**Task statement:** Return each line of the records holding the string "zijn".

>> START Material for the task

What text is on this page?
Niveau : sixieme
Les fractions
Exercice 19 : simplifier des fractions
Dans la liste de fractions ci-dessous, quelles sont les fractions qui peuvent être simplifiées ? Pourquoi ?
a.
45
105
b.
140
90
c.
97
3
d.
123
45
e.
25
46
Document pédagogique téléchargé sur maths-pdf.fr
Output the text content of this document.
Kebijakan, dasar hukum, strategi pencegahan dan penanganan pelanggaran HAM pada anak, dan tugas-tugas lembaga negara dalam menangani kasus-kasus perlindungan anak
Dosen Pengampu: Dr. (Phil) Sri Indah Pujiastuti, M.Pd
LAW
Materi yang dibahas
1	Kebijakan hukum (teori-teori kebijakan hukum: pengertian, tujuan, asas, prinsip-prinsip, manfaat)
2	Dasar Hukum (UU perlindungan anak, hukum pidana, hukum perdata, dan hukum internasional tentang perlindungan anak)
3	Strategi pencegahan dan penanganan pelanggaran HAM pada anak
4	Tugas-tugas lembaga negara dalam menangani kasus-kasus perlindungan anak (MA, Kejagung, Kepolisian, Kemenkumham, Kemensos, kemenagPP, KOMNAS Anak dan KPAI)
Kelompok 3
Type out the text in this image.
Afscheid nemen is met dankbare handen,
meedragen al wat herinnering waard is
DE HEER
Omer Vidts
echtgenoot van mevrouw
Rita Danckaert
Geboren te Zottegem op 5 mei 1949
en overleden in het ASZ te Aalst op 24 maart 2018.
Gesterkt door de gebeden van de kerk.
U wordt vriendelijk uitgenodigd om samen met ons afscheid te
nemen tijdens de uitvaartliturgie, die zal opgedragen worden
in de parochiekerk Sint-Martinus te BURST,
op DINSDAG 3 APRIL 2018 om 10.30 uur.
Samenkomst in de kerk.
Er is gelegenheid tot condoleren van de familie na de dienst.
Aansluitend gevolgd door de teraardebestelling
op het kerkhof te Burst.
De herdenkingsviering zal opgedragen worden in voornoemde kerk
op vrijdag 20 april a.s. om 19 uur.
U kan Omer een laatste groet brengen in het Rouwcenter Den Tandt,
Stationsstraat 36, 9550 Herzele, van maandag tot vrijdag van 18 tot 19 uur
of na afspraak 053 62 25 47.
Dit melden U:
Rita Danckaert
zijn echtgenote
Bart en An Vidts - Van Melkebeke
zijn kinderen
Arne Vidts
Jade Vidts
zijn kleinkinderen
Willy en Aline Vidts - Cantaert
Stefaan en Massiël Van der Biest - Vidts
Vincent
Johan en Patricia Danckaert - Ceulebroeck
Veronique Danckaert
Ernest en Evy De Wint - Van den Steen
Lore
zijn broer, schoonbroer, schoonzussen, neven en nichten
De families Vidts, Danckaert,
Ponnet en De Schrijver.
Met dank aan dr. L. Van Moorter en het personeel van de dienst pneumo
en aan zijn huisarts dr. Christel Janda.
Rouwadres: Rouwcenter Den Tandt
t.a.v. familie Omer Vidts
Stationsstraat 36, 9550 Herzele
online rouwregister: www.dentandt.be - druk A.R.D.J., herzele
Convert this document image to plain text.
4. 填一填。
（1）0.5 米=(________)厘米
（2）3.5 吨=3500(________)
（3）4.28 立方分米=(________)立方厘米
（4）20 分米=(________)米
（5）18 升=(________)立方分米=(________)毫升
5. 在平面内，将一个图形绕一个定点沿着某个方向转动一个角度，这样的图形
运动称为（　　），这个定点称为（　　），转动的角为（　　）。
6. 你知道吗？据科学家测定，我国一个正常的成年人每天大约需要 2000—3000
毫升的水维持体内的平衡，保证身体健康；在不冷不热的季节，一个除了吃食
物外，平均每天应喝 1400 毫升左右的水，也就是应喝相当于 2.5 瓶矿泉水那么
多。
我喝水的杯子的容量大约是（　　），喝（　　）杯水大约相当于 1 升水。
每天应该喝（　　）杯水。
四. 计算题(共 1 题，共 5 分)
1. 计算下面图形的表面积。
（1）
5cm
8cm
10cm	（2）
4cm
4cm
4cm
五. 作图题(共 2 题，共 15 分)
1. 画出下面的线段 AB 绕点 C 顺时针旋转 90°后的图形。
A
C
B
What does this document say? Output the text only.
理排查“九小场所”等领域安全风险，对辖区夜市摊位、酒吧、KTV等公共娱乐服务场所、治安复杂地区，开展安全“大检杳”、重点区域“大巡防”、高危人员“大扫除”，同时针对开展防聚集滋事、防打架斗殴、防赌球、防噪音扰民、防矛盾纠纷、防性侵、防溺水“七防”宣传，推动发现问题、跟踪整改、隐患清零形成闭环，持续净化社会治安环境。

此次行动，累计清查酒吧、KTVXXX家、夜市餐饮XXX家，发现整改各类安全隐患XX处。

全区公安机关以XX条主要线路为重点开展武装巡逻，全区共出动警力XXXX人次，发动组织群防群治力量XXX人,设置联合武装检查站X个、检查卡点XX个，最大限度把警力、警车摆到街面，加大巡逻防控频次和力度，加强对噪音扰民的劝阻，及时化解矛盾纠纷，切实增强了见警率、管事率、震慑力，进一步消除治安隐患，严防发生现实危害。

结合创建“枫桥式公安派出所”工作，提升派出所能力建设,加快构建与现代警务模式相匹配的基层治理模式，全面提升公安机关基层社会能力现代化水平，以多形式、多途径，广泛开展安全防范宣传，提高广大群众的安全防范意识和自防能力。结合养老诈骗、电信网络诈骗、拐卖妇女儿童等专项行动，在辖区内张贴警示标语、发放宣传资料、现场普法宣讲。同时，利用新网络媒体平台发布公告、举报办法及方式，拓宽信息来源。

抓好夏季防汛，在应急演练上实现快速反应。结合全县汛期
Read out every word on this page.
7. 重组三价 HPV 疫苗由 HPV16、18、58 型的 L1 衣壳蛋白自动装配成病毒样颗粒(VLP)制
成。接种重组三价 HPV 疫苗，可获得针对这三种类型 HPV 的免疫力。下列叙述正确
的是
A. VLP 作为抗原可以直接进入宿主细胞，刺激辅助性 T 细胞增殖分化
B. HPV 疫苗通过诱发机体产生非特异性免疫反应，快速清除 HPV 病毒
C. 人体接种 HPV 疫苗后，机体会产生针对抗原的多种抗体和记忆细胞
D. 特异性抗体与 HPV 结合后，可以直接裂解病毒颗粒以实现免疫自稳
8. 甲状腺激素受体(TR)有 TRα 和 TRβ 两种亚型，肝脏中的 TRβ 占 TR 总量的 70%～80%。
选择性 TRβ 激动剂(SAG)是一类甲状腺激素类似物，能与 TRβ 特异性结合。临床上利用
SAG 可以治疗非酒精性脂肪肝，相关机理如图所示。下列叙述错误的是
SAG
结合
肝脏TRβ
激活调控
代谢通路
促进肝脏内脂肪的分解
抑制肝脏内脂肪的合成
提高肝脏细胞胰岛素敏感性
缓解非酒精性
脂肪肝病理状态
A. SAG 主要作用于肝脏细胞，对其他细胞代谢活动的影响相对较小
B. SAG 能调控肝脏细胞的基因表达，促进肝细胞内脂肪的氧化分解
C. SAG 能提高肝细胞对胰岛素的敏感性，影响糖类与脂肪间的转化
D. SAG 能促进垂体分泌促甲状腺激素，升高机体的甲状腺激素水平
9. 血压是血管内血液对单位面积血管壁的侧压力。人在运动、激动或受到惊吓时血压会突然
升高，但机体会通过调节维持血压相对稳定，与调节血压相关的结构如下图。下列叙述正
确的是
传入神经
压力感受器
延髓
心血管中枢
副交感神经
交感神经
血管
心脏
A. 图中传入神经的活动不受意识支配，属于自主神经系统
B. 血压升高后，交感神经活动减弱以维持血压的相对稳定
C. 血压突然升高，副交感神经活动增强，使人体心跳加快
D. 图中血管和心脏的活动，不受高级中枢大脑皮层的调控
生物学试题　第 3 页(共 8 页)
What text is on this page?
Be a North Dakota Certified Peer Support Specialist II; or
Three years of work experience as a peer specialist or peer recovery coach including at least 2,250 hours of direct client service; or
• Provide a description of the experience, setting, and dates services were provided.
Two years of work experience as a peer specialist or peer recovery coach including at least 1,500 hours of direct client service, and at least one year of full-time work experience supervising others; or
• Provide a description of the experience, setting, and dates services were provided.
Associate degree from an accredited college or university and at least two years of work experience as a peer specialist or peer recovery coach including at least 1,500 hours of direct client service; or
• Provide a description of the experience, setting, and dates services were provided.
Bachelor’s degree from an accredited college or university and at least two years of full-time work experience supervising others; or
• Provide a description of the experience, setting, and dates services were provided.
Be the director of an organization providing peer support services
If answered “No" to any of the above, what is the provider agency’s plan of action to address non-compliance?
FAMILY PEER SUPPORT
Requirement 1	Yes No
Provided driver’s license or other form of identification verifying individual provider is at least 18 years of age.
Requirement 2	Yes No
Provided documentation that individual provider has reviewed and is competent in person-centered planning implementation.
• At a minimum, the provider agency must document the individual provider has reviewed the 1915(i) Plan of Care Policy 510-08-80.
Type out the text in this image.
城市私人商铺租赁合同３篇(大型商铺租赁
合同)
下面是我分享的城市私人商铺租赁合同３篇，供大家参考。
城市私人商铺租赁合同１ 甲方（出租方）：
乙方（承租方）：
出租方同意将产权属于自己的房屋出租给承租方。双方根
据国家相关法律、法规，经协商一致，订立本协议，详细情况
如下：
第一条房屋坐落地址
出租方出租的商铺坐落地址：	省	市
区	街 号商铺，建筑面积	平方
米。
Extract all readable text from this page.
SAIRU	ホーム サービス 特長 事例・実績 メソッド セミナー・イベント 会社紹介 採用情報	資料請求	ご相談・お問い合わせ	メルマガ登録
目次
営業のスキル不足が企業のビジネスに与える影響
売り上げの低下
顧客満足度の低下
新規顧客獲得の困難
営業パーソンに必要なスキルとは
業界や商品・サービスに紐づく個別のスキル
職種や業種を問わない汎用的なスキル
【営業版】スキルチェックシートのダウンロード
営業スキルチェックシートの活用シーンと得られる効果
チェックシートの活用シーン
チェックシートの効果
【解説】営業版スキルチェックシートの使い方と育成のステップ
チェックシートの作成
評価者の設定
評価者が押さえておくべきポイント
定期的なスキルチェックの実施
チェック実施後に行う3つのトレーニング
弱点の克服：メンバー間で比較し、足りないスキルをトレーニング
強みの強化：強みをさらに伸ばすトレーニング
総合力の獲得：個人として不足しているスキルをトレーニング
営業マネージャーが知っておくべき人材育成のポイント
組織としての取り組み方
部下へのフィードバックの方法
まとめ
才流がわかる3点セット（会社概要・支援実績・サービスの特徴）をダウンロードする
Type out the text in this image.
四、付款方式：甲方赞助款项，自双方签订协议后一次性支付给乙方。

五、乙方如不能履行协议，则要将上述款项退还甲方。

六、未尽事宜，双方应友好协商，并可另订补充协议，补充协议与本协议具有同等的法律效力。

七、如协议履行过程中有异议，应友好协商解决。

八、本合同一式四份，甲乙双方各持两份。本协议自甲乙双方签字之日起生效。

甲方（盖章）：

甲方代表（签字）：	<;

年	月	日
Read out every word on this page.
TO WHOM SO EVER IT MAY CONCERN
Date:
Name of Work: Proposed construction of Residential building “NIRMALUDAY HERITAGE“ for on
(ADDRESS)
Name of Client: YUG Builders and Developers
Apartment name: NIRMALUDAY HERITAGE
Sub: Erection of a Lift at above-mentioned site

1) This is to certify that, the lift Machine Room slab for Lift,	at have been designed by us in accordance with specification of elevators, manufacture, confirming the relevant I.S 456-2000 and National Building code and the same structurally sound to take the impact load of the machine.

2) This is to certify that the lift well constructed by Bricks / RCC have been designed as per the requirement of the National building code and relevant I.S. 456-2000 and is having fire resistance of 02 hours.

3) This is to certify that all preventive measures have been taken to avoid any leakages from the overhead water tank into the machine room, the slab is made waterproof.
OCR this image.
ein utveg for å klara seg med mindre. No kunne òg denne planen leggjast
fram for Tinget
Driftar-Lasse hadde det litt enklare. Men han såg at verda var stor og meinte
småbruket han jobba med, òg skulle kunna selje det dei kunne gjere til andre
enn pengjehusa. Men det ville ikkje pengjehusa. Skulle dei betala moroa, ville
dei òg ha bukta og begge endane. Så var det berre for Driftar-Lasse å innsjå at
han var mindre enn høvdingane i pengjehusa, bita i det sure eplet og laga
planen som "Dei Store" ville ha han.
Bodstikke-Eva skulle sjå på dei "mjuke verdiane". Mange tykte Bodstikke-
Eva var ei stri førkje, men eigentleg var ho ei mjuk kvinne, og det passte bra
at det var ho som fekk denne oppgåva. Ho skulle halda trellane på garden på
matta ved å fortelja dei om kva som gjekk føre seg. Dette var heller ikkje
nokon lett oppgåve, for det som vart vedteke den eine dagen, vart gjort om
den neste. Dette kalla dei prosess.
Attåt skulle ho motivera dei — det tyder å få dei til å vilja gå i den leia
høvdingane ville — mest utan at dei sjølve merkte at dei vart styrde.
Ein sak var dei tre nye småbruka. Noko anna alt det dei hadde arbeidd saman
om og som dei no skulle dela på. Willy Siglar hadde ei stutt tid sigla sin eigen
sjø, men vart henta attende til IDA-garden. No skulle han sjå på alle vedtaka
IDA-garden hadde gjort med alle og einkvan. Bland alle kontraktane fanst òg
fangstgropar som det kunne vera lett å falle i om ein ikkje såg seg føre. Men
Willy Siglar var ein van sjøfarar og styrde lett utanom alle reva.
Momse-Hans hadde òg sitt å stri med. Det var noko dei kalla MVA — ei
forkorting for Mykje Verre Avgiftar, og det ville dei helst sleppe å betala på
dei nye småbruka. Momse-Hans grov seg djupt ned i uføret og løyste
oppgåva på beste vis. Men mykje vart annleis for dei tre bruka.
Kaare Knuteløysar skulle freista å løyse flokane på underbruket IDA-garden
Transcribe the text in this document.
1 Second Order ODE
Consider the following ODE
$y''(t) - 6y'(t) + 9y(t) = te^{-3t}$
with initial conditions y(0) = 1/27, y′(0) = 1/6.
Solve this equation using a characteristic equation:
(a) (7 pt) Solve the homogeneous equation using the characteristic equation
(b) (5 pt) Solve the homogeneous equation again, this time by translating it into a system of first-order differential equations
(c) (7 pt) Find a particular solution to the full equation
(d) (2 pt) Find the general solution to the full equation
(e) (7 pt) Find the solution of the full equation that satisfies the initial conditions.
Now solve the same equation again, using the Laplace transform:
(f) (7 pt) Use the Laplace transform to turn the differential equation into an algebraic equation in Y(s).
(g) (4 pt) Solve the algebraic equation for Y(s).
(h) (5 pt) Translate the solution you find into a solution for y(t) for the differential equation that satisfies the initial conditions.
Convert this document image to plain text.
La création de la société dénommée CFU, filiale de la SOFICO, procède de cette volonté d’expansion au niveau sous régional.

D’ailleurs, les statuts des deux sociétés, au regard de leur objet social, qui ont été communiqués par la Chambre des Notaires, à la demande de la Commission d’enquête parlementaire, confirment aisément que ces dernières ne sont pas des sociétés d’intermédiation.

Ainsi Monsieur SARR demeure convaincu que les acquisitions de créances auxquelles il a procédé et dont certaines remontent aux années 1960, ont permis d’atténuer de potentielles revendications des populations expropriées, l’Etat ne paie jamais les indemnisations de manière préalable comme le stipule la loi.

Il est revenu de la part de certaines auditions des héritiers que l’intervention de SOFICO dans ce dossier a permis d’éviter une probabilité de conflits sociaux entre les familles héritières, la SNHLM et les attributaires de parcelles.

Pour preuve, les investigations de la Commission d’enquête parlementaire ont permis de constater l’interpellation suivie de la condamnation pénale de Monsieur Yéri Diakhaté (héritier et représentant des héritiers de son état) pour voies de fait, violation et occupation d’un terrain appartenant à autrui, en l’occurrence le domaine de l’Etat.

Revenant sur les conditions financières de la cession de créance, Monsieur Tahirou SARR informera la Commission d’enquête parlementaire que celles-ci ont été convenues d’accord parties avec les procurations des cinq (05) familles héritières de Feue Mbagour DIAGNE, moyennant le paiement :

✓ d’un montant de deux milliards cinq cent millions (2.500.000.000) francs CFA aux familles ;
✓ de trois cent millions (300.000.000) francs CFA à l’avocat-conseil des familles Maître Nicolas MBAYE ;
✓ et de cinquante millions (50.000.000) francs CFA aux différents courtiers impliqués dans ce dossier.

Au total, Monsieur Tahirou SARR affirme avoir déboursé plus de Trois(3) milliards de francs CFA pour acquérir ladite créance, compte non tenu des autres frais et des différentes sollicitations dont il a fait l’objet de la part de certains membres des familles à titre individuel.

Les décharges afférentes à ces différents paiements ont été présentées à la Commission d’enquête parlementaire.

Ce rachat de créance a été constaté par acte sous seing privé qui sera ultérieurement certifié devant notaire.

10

>> END Material for the task

**Output of the exercise:**
zijn echtgenote
zijn kinderen
zijn kleinkinderen
zijn broer, schoonbroer, schoonzussen, neven en nichten
en aan zijn huisarts dr. Christel Janda.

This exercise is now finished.